Task details
Copy out all lines of the records in which the word "International" appears.

▬▬▬▬▬▬

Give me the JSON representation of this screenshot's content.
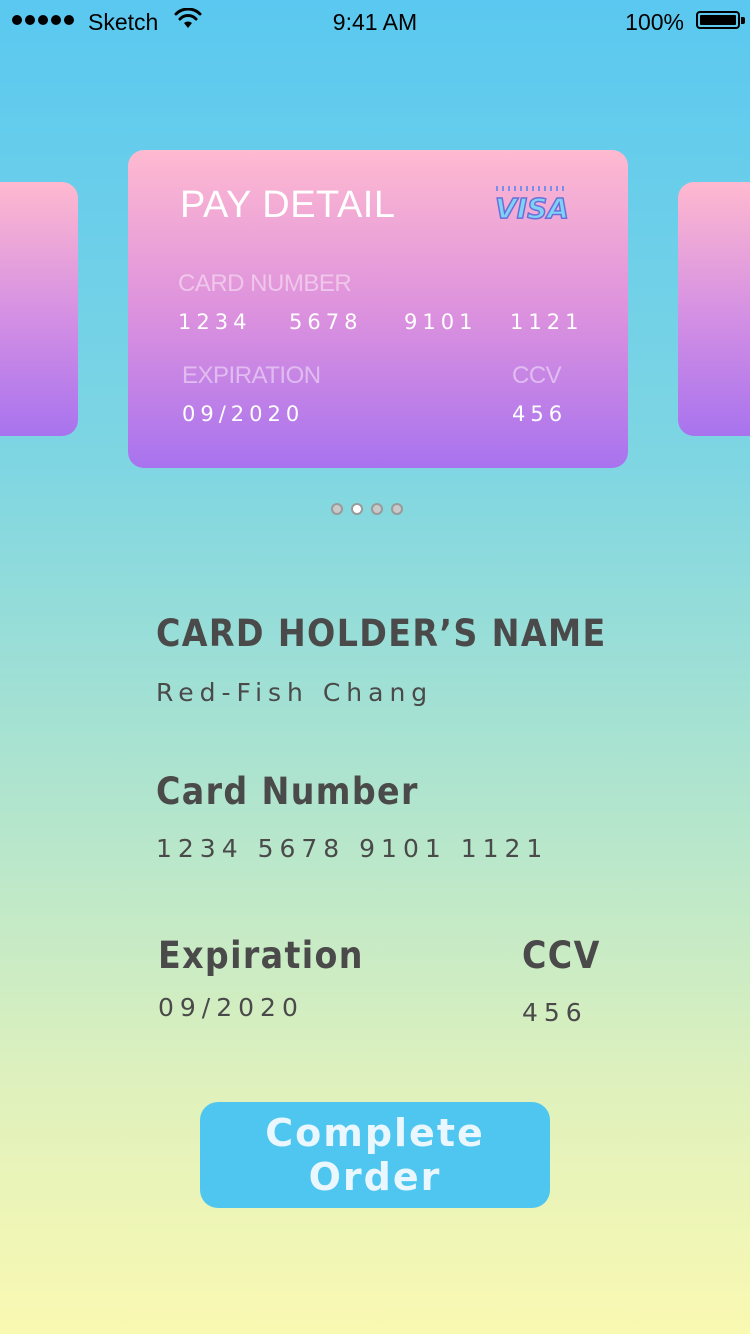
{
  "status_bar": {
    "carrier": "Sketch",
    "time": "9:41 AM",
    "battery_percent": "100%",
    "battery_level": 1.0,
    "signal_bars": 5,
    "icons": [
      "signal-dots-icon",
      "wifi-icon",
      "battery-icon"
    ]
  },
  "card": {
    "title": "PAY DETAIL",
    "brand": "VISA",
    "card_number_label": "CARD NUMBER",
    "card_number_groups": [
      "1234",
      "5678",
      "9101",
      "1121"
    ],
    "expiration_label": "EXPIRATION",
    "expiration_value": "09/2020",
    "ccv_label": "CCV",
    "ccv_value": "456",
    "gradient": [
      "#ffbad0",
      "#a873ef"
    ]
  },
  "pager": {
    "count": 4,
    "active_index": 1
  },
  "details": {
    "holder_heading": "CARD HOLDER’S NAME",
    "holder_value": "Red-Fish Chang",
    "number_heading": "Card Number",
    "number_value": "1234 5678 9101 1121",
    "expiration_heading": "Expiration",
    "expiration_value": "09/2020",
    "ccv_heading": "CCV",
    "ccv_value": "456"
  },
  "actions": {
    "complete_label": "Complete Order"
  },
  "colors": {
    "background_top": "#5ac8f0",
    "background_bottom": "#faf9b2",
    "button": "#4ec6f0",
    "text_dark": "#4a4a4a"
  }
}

▬▬▬▬▬▬

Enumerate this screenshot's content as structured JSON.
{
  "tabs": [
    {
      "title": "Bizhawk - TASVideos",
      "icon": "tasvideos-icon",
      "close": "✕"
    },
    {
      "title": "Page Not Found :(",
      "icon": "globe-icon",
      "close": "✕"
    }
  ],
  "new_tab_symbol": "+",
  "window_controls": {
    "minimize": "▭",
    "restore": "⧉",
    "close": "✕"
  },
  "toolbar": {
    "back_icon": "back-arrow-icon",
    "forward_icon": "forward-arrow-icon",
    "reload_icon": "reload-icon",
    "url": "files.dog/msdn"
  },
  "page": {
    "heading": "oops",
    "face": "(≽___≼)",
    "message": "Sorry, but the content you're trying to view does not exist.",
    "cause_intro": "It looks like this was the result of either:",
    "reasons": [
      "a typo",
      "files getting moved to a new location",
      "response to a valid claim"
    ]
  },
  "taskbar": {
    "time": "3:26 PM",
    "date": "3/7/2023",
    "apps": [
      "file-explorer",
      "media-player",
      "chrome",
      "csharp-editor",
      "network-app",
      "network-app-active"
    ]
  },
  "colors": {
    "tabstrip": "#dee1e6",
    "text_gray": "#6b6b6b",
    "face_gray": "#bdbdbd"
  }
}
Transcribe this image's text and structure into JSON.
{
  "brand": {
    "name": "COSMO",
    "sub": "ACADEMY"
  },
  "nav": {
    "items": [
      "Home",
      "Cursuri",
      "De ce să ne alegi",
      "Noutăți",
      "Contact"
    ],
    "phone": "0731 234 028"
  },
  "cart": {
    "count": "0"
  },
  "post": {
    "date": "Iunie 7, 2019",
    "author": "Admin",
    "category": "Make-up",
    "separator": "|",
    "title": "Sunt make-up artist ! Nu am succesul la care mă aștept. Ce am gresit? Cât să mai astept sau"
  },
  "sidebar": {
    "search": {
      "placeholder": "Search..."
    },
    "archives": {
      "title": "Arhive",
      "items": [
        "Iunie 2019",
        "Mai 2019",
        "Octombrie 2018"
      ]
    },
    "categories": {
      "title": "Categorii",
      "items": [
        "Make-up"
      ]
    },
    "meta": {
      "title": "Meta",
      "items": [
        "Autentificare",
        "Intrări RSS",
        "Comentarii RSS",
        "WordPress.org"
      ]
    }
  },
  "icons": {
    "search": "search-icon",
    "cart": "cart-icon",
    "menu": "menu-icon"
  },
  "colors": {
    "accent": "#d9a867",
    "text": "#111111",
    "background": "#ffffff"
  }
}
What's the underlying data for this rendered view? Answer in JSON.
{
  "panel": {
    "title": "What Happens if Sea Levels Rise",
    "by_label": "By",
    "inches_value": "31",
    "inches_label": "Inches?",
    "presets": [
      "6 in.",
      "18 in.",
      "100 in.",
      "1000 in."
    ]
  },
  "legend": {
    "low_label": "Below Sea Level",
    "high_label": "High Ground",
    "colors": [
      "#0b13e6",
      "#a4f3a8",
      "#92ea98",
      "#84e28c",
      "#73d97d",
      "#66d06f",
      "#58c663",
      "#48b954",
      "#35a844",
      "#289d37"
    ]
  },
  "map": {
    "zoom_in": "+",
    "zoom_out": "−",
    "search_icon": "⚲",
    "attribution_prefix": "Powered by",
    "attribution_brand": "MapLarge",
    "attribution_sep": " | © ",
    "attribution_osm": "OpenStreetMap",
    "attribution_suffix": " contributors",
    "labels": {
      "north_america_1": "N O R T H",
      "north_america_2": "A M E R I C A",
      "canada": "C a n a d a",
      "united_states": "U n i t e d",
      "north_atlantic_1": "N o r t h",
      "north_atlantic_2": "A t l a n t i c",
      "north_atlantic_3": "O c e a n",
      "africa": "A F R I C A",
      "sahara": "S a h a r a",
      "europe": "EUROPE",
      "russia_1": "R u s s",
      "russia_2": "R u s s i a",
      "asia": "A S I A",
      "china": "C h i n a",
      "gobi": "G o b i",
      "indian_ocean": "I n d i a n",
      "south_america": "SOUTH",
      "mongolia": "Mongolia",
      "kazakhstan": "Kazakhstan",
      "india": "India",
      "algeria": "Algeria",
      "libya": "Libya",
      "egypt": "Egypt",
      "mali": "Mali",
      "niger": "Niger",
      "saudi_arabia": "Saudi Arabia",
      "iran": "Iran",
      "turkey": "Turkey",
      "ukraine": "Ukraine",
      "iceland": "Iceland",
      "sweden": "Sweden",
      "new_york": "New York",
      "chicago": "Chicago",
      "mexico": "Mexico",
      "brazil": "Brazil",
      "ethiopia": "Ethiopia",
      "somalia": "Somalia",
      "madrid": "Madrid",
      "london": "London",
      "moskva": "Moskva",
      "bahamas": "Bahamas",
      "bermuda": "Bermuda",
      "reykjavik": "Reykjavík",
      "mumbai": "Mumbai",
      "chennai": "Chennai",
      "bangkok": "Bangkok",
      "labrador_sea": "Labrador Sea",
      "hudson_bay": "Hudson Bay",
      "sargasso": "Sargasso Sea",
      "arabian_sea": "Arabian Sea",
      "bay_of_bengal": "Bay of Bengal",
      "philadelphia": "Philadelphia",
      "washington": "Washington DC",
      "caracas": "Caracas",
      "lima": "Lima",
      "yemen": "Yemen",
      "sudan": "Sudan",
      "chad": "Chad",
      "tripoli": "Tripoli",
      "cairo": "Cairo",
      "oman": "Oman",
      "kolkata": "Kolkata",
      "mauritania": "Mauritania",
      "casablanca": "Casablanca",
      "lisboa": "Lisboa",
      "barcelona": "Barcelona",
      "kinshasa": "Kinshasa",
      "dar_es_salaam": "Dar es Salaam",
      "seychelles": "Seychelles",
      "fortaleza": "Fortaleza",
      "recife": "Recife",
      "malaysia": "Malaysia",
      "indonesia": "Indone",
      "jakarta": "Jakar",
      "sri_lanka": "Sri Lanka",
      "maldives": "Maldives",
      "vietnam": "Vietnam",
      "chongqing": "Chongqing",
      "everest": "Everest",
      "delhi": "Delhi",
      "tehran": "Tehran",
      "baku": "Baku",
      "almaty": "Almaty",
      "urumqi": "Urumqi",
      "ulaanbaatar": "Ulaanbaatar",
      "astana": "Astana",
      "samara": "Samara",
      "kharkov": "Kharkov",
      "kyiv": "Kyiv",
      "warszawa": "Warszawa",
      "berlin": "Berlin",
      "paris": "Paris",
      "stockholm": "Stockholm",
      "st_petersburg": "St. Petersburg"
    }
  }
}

▬▬▬▬▬▬

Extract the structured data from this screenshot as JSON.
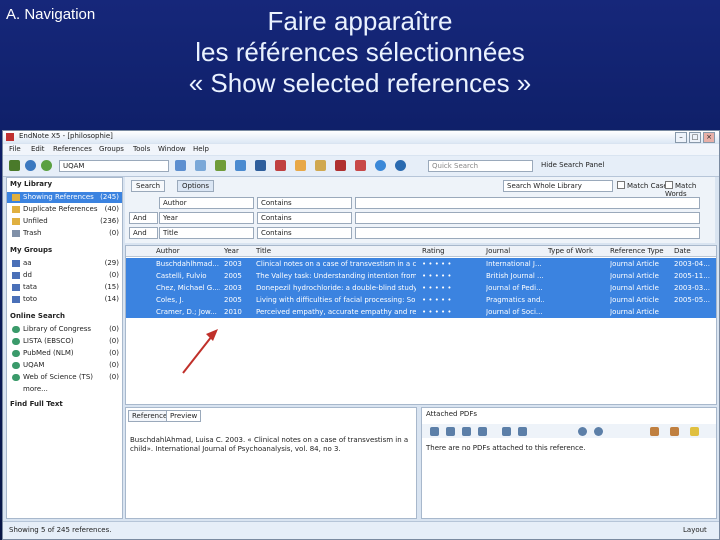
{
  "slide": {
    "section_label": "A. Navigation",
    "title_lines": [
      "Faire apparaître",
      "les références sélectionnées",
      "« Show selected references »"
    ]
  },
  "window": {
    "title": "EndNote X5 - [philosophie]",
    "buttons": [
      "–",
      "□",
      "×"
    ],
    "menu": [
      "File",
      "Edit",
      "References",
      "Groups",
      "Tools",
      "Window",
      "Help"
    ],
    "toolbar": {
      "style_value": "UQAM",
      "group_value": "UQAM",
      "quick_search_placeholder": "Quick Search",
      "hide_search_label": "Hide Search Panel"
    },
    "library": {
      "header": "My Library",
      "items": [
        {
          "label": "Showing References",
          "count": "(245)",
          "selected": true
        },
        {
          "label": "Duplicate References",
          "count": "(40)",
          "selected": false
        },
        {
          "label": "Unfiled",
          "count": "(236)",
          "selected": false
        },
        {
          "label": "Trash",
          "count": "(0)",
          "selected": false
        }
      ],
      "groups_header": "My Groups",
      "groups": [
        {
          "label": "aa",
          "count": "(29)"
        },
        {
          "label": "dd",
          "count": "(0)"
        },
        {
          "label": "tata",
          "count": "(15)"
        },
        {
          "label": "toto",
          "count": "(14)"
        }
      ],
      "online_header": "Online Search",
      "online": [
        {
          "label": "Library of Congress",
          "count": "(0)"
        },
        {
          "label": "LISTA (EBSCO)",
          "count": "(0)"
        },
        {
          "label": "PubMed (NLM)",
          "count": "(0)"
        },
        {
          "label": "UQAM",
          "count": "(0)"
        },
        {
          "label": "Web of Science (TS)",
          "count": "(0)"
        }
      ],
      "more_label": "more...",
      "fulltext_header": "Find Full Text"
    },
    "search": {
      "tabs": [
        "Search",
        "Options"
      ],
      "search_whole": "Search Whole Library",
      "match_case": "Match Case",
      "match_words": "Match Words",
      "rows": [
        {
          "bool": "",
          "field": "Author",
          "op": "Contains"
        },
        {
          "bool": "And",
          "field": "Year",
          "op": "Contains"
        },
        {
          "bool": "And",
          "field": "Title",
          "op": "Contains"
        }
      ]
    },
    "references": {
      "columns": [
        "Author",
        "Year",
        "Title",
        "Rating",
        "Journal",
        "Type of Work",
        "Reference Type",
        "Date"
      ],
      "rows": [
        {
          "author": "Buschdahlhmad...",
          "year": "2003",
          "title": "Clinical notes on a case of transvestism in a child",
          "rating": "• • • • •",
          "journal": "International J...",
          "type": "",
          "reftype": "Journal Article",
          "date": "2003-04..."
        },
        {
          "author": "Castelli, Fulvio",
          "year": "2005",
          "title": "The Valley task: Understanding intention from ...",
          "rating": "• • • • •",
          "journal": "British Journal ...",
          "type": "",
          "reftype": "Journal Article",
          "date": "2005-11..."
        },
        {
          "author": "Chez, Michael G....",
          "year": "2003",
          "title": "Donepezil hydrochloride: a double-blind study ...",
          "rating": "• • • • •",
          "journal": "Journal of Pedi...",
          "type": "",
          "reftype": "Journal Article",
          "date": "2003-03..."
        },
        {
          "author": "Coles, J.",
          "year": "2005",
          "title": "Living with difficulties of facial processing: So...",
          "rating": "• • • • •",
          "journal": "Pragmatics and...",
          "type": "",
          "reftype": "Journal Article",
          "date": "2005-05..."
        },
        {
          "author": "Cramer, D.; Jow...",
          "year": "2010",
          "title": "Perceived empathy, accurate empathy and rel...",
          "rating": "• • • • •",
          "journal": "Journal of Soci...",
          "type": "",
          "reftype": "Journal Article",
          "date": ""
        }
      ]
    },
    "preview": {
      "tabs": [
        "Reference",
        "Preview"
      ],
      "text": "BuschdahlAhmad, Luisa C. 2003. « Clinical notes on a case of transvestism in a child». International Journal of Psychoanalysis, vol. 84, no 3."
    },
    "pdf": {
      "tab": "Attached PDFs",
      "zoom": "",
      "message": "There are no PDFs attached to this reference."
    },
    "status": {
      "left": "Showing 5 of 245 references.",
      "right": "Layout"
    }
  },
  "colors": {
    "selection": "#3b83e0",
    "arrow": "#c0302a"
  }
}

▬▬▬▬▬▬

Correct output
          "journal": "International J...",
      "text": "BuschdahlAhmad, Luisa C. 2003. « Clinical notes on a case of transvestism in a child». International Journal of Psychoanalysis, vol. 84, no 3."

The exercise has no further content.